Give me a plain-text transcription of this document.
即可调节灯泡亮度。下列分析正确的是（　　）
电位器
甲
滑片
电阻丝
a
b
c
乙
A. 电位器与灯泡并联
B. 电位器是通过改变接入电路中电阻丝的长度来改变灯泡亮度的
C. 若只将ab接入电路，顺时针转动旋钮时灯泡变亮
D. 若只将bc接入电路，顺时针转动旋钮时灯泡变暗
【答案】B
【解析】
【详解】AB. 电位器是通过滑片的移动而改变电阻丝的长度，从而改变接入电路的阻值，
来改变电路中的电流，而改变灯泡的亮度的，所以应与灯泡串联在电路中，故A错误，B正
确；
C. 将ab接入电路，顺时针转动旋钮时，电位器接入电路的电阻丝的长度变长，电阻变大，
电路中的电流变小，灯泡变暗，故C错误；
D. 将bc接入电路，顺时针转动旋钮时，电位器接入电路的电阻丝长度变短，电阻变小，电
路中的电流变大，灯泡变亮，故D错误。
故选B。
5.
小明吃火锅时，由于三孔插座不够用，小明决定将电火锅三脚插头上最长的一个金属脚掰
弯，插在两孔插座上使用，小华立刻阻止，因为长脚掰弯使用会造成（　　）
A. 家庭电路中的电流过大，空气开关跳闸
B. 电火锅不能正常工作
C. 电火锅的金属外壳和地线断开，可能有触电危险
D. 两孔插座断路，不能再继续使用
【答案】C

+-------+

Recopy all the lines exactly as they appear.

Give me a plain-text transcription of this document.
即可调节灯泡亮度。下列分析正确的是（　　）
电位器
甲
滑片
电阻丝
a
b
c
乙
A. 电位器与灯泡并联
B. 电位器是通过改变接入电路中电阻丝的长度来改变灯泡亮度的
C. 若只将ab接入电路，顺时针转动旋钮时灯泡变亮
D. 若只将bc接入电路，顺时针转动旋钮时灯泡变暗
【答案】B
【解析】
【详解】AB. 电位器是通过滑片的移动而改变电阻丝的长度，从而改变接入电路的阻值，
来改变电路中的电流，而改变灯泡的亮度的，所以应与灯泡串联在电路中，故A错误，B正
确；
C. 将ab接入电路，顺时针转动旋钮时，电位器接入电路的电阻丝的长度变长，电阻变大，
电路中的电流变小，灯泡变暗，故C错误；
D. 将bc接入电路，顺时针转动旋钮时，电位器接入电路的电阻丝长度变短，电阻变小，电
路中的电流变大，灯泡变亮，故D错误。
故选B。
5.
小明吃火锅时，由于三孔插座不够用，小明决定将电火锅三脚插头上最长的一个金属脚掰
弯，插在两孔插座上使用，小华立刻阻止，因为长脚掰弯使用会造成（　　）
A. 家庭电路中的电流过大，空气开关跳闸
B. 电火锅不能正常工作
C. 电火锅的金属外壳和地线断开，可能有触电危险
D. 两孔插座断路，不能再继续使用
【答案】C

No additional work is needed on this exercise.